**Your goal:**
Which lines in the entries below contain the string "note"? Return each of those lines in full.

* Start Information provided *

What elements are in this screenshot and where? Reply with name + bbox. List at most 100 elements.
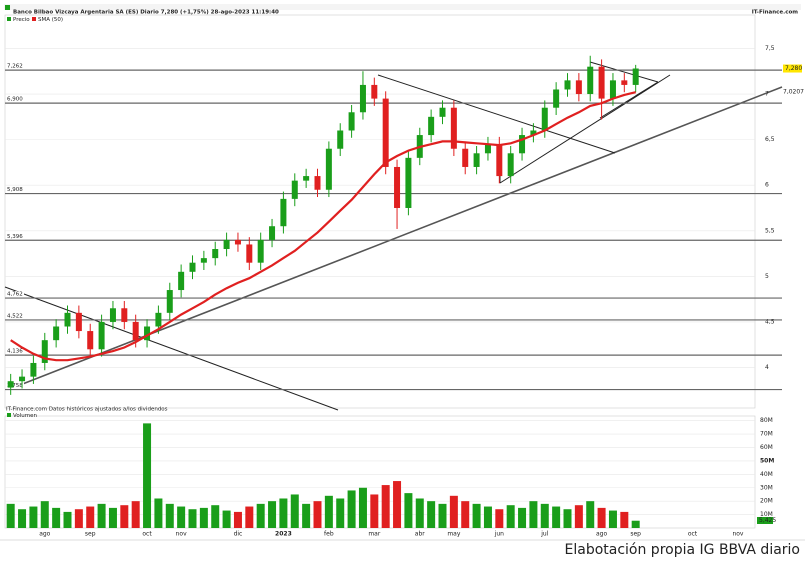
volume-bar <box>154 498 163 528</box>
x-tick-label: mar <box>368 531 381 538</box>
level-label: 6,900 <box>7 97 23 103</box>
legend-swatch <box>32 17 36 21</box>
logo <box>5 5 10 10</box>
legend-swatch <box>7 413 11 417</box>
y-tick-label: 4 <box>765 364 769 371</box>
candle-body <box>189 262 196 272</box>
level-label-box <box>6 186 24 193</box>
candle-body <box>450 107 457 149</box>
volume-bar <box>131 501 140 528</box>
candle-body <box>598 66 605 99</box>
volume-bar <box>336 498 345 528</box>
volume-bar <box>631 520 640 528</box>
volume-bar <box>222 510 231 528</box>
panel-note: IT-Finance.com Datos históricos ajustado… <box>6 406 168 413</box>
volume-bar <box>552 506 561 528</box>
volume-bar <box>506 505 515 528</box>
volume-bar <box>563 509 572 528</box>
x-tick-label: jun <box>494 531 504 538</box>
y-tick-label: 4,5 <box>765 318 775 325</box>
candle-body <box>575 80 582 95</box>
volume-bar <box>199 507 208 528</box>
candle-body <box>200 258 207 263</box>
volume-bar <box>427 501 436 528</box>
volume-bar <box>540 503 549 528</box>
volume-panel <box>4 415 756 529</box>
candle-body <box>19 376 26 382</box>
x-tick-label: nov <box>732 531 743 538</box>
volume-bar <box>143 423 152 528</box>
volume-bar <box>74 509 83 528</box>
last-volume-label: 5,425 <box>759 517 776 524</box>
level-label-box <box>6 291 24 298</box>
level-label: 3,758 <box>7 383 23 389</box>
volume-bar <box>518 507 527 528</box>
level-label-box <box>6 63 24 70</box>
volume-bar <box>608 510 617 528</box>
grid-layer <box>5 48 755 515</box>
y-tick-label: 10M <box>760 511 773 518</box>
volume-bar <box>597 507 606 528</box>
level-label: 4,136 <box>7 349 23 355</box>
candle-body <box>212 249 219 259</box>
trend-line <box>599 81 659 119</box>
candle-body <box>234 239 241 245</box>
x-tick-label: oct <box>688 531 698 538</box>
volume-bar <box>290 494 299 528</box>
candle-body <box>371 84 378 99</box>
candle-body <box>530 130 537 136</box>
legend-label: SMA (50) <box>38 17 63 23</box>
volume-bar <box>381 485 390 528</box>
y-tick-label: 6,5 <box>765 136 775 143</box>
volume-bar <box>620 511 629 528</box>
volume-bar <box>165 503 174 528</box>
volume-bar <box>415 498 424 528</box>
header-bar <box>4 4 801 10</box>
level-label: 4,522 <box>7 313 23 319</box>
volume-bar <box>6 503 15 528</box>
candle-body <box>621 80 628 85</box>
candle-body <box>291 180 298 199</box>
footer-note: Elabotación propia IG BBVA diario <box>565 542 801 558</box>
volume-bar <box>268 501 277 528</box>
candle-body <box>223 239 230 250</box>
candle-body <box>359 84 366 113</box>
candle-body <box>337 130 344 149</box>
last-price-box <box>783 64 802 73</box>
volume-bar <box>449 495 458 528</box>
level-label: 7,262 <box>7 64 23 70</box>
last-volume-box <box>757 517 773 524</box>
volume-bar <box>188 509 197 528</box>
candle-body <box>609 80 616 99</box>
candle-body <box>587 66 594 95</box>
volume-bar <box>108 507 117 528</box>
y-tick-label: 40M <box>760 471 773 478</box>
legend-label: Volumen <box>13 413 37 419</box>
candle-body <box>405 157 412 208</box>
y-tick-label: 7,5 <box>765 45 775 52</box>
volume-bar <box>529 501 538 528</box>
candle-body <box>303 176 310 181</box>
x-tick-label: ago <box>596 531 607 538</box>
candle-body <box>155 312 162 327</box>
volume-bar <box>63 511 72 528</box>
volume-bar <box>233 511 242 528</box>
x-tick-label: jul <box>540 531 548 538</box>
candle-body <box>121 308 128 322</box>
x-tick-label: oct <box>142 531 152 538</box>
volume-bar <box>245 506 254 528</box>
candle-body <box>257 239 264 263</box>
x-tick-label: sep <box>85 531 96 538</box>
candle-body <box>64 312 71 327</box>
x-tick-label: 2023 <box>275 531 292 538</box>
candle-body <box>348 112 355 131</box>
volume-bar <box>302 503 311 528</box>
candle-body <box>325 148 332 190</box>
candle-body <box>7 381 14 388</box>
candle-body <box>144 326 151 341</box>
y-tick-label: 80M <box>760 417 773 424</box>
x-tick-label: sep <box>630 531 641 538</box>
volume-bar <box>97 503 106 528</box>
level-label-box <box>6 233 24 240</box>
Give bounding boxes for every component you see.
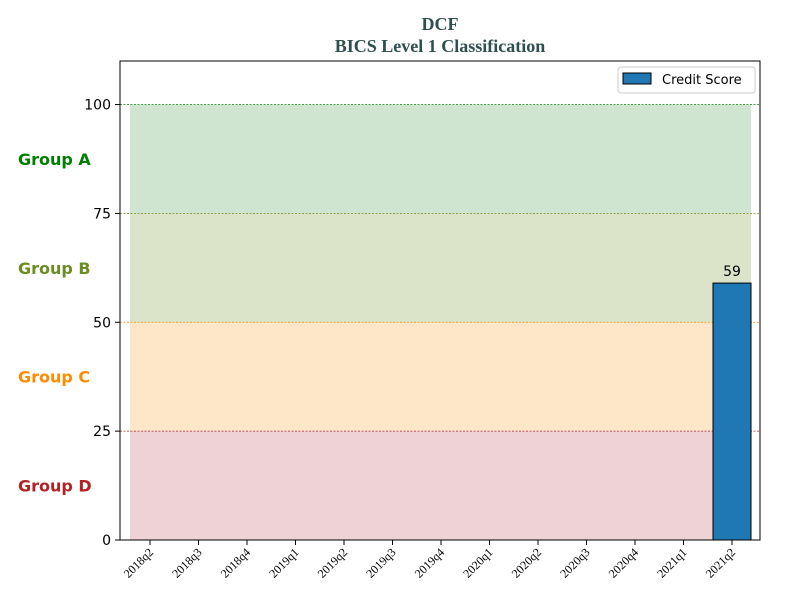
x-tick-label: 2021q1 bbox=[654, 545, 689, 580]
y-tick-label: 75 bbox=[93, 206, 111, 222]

* End Information provided *

**Response to this task:**
panel-note: IT-Finance.com Datos históricos ajustado… <box>6 406 168 413</box>
footer-note: Elabotación propia IG BBVA diario <box>565 542 801 558</box>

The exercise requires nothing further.